begin ENTRIES

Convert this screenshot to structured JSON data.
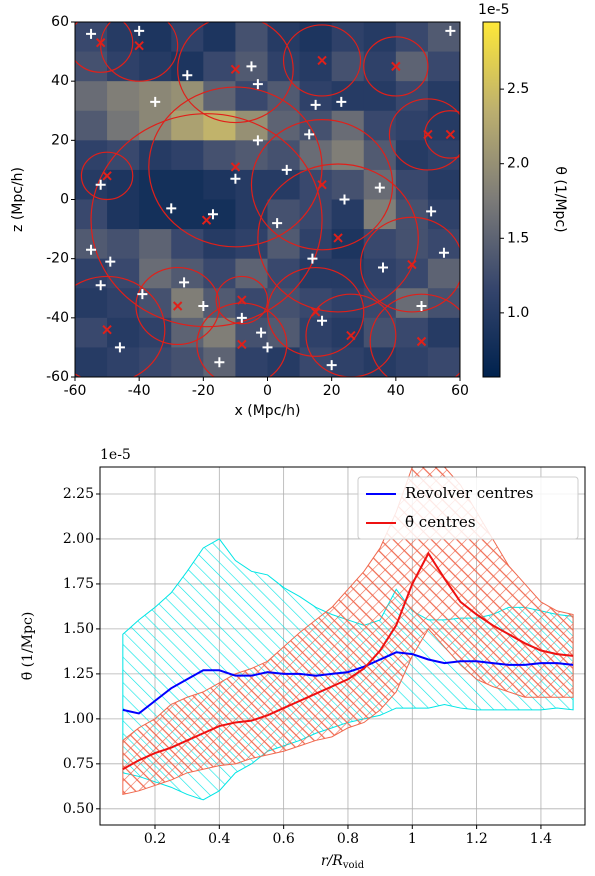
{
  "chart_data": [
    {
      "type": "heatmap",
      "xlabel": "x (Mpc/h)",
      "ylabel": "z (Mpc/h)",
      "colorbar_label": "θ (1/Mpc)",
      "offset_text": "1e-5",
      "xlim": [
        -60,
        60
      ],
      "ylim": [
        -60,
        60
      ],
      "xticks": [
        -60,
        -40,
        -20,
        0,
        20,
        40,
        60
      ],
      "yticks": [
        -60,
        -40,
        -20,
        0,
        20,
        40,
        60
      ],
      "clim": [
        0.57,
        2.95
      ],
      "cticks": [
        {
          "value": 1.0,
          "label": "1.0"
        },
        {
          "value": 1.5,
          "label": "1.5"
        },
        {
          "value": 2.0,
          "label": "2.0"
        },
        {
          "value": 2.5,
          "label": "2.5"
        }
      ],
      "values": [
        [
          1.2,
          1.0,
          0.9,
          1.1,
          0.9,
          1.3,
          1.0,
          0.9,
          1.1,
          1.0,
          1.2,
          1.4
        ],
        [
          1.3,
          1.1,
          1.0,
          0.9,
          1.2,
          1.4,
          1.1,
          1.0,
          1.3,
          1.1,
          1.5,
          1.2
        ],
        [
          1.6,
          1.8,
          1.9,
          2.0,
          1.5,
          1.2,
          1.4,
          1.1,
          1.0,
          1.0,
          1.2,
          1.0
        ],
        [
          1.4,
          1.7,
          1.9,
          2.2,
          2.4,
          2.0,
          1.5,
          1.3,
          1.6,
          1.2,
          1.1,
          1.0
        ],
        [
          1.1,
          1.2,
          1.0,
          1.1,
          1.3,
          1.4,
          1.3,
          1.6,
          1.8,
          1.4,
          1.0,
          1.1
        ],
        [
          1.0,
          0.9,
          0.8,
          0.8,
          0.9,
          1.0,
          1.0,
          1.2,
          1.3,
          1.6,
          1.2,
          1.0
        ],
        [
          1.2,
          0.9,
          0.8,
          0.8,
          0.8,
          1.0,
          1.3,
          1.2,
          1.0,
          1.8,
          1.3,
          1.1
        ],
        [
          1.4,
          1.3,
          1.5,
          1.2,
          1.0,
          1.1,
          1.4,
          1.1,
          0.9,
          1.2,
          1.3,
          1.2
        ],
        [
          1.1,
          1.2,
          1.6,
          1.4,
          1.2,
          1.5,
          1.2,
          1.0,
          1.0,
          1.1,
          1.2,
          1.5
        ],
        [
          1.0,
          1.1,
          1.3,
          1.8,
          1.4,
          1.2,
          1.3,
          1.2,
          1.1,
          1.2,
          1.6,
          1.3
        ],
        [
          1.2,
          1.0,
          1.1,
          1.5,
          1.8,
          1.3,
          1.4,
          1.1,
          1.0,
          1.3,
          1.2,
          1.0
        ],
        [
          1.0,
          1.1,
          1.2,
          1.3,
          1.5,
          1.1,
          1.0,
          1.2,
          1.1,
          1.0,
          1.1,
          1.2
        ]
      ],
      "circles": [
        {
          "x": -52,
          "z": 53,
          "r": 10
        },
        {
          "x": -40,
          "z": 52,
          "r": 12
        },
        {
          "x": -10,
          "z": 44,
          "r": 18
        },
        {
          "x": 17,
          "z": 47,
          "r": 12
        },
        {
          "x": 40,
          "z": 45,
          "r": 10
        },
        {
          "x": 50,
          "z": 22,
          "r": 12
        },
        {
          "x": 57,
          "z": 22,
          "r": 8
        },
        {
          "x": -50,
          "z": 8,
          "r": 8
        },
        {
          "x": -10,
          "z": 11,
          "r": 27
        },
        {
          "x": -19,
          "z": -7,
          "r": 36
        },
        {
          "x": 17,
          "z": 5,
          "r": 22
        },
        {
          "x": 22,
          "z": -13,
          "r": 25
        },
        {
          "x": 45,
          "z": -22,
          "r": 16
        },
        {
          "x": -28,
          "z": -36,
          "r": 13
        },
        {
          "x": -8,
          "z": -34,
          "r": 8
        },
        {
          "x": 15,
          "z": -38,
          "r": 15
        },
        {
          "x": -8,
          "z": -49,
          "r": 14
        },
        {
          "x": 26,
          "z": -46,
          "r": 14
        },
        {
          "x": 48,
          "z": -48,
          "r": 16
        },
        {
          "x": -50,
          "z": -44,
          "r": 18
        }
      ],
      "points": [
        {
          "x": -40,
          "z": 57
        },
        {
          "x": -55,
          "z": 56
        },
        {
          "x": -25,
          "z": 42
        },
        {
          "x": -35,
          "z": 33
        },
        {
          "x": -5,
          "z": 45
        },
        {
          "x": -3,
          "z": 39
        },
        {
          "x": 15,
          "z": 32
        },
        {
          "x": 23,
          "z": 33
        },
        {
          "x": 13,
          "z": 22
        },
        {
          "x": -3,
          "z": 20
        },
        {
          "x": -52,
          "z": 5
        },
        {
          "x": -30,
          "z": -3
        },
        {
          "x": -17,
          "z": -5
        },
        {
          "x": -10,
          "z": 7
        },
        {
          "x": 6,
          "z": 10
        },
        {
          "x": 35,
          "z": 4
        },
        {
          "x": 24,
          "z": 0
        },
        {
          "x": 3,
          "z": -8
        },
        {
          "x": -55,
          "z": -17
        },
        {
          "x": -49,
          "z": -21
        },
        {
          "x": -52,
          "z": -29
        },
        {
          "x": -39,
          "z": -32
        },
        {
          "x": -26,
          "z": -28
        },
        {
          "x": -20,
          "z": -36
        },
        {
          "x": -8,
          "z": -40
        },
        {
          "x": -2,
          "z": -45
        },
        {
          "x": 0,
          "z": -50
        },
        {
          "x": 17,
          "z": -41
        },
        {
          "x": 14,
          "z": -20
        },
        {
          "x": 36,
          "z": -23
        },
        {
          "x": 51,
          "z": -4
        },
        {
          "x": 55,
          "z": -18
        },
        {
          "x": 57,
          "z": 57
        },
        {
          "x": -15,
          "z": -55
        },
        {
          "x": 20,
          "z": -56
        },
        {
          "x": 48,
          "z": -36
        },
        {
          "x": -46,
          "z": -50
        }
      ]
    },
    {
      "type": "line_band",
      "xlabel": "r/R",
      "xlabel_sub": "void",
      "ylabel": "θ̄ (1/Mpc)",
      "offset_text": "1e-5",
      "grid": true,
      "xlim": [
        0.029,
        1.537
      ],
      "ylim": [
        0.41,
        2.4
      ],
      "xticks": [
        0.2,
        0.4,
        0.6,
        0.8,
        1.0,
        1.2,
        1.4
      ],
      "yticks": [
        {
          "value": 0.5,
          "label": "0.50"
        },
        {
          "value": 0.75,
          "label": "0.75"
        },
        {
          "value": 1.0,
          "label": "1.00"
        },
        {
          "value": 1.25,
          "label": "1.25"
        },
        {
          "value": 1.5,
          "label": "1.50"
        },
        {
          "value": 1.75,
          "label": "1.75"
        },
        {
          "value": 2.0,
          "label": "2.00"
        },
        {
          "value": 2.25,
          "label": "2.25"
        }
      ],
      "x": [
        0.1,
        0.15,
        0.2,
        0.25,
        0.3,
        0.35,
        0.4,
        0.45,
        0.5,
        0.55,
        0.6,
        0.65,
        0.7,
        0.75,
        0.8,
        0.85,
        0.9,
        0.95,
        1.0,
        1.05,
        1.1,
        1.15,
        1.2,
        1.25,
        1.3,
        1.35,
        1.4,
        1.45,
        1.5
      ],
      "series": [
        {
          "name": "Revolver centres",
          "color": "#0000ff",
          "band_color": "#00e5e5",
          "values": [
            1.05,
            1.03,
            1.1,
            1.17,
            1.22,
            1.27,
            1.27,
            1.24,
            1.24,
            1.26,
            1.25,
            1.25,
            1.24,
            1.25,
            1.26,
            1.29,
            1.33,
            1.37,
            1.36,
            1.33,
            1.31,
            1.32,
            1.32,
            1.31,
            1.3,
            1.3,
            1.31,
            1.31,
            1.3
          ],
          "high": [
            1.47,
            1.55,
            1.62,
            1.7,
            1.82,
            1.95,
            2.0,
            1.88,
            1.82,
            1.8,
            1.73,
            1.68,
            1.62,
            1.58,
            1.55,
            1.52,
            1.55,
            1.72,
            1.6,
            1.55,
            1.55,
            1.56,
            1.56,
            1.58,
            1.62,
            1.62,
            1.6,
            1.58,
            1.57
          ],
          "low": [
            0.7,
            0.68,
            0.65,
            0.62,
            0.58,
            0.55,
            0.6,
            0.7,
            0.75,
            0.82,
            0.85,
            0.88,
            0.92,
            0.95,
            0.98,
            1.0,
            1.02,
            1.06,
            1.06,
            1.06,
            1.08,
            1.06,
            1.05,
            1.05,
            1.05,
            1.05,
            1.05,
            1.06,
            1.05
          ]
        },
        {
          "name": "θ̄ centres",
          "color": "#ee1111",
          "band_color": "#f0694f",
          "values": [
            0.72,
            0.77,
            0.81,
            0.84,
            0.88,
            0.92,
            0.96,
            0.98,
            0.99,
            1.02,
            1.06,
            1.1,
            1.14,
            1.18,
            1.22,
            1.28,
            1.38,
            1.52,
            1.75,
            1.92,
            1.78,
            1.65,
            1.58,
            1.52,
            1.47,
            1.42,
            1.38,
            1.36,
            1.35
          ],
          "high": [
            0.88,
            0.95,
            1.0,
            1.08,
            1.12,
            1.15,
            1.2,
            1.25,
            1.28,
            1.32,
            1.4,
            1.48,
            1.55,
            1.62,
            1.72,
            1.82,
            1.95,
            2.15,
            2.4,
            2.4,
            2.4,
            2.3,
            2.15,
            2.0,
            1.85,
            1.75,
            1.65,
            1.6,
            1.58
          ],
          "low": [
            0.58,
            0.6,
            0.63,
            0.66,
            0.7,
            0.72,
            0.74,
            0.75,
            0.78,
            0.8,
            0.82,
            0.85,
            0.88,
            0.9,
            0.95,
            0.98,
            1.05,
            1.15,
            1.35,
            1.5,
            1.4,
            1.3,
            1.22,
            1.18,
            1.15,
            1.12,
            1.12,
            1.12,
            1.12
          ]
        }
      ]
    }
  ]
}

end ENTRIES

PROBLEM DESCRIPTION →
Every line above that contains the word "centres" should be reported.

TASK ANSWER →
          "name": "Revolver centres",
          "name": "θ̄ centres",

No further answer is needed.